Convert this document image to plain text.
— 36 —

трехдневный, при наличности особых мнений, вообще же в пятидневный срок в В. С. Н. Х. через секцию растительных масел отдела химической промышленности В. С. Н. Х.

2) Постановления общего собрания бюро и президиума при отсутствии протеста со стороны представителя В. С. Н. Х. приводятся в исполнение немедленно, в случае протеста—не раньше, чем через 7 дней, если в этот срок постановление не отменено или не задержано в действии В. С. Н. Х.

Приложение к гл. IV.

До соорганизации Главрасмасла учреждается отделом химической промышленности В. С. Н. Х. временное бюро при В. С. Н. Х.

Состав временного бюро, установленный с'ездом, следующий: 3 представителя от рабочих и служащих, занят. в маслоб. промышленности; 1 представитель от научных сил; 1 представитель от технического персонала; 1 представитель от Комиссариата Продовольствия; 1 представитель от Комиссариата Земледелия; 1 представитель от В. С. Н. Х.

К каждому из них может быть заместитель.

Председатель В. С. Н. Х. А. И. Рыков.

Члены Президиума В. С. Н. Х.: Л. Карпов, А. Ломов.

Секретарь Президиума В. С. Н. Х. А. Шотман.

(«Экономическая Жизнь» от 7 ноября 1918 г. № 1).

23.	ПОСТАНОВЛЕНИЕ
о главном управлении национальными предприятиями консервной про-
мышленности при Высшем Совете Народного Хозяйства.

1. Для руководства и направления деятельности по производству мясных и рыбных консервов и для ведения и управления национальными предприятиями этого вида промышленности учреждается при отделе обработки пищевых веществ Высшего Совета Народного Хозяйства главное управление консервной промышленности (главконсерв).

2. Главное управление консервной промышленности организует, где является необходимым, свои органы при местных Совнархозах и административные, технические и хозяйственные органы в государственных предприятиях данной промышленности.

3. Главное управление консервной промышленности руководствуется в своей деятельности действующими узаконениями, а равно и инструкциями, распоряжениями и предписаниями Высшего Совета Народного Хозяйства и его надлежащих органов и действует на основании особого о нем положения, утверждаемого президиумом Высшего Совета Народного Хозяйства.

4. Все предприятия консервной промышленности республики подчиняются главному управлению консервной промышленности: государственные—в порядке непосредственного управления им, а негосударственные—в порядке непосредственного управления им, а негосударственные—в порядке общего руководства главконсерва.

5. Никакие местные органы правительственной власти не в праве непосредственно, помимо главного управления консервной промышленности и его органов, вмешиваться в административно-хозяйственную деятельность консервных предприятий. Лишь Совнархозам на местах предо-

-------------------------

◆ Instruction ◆
On how many lines does the word "химической" appear? Answer with only the number.

◆ Complete response ◆
2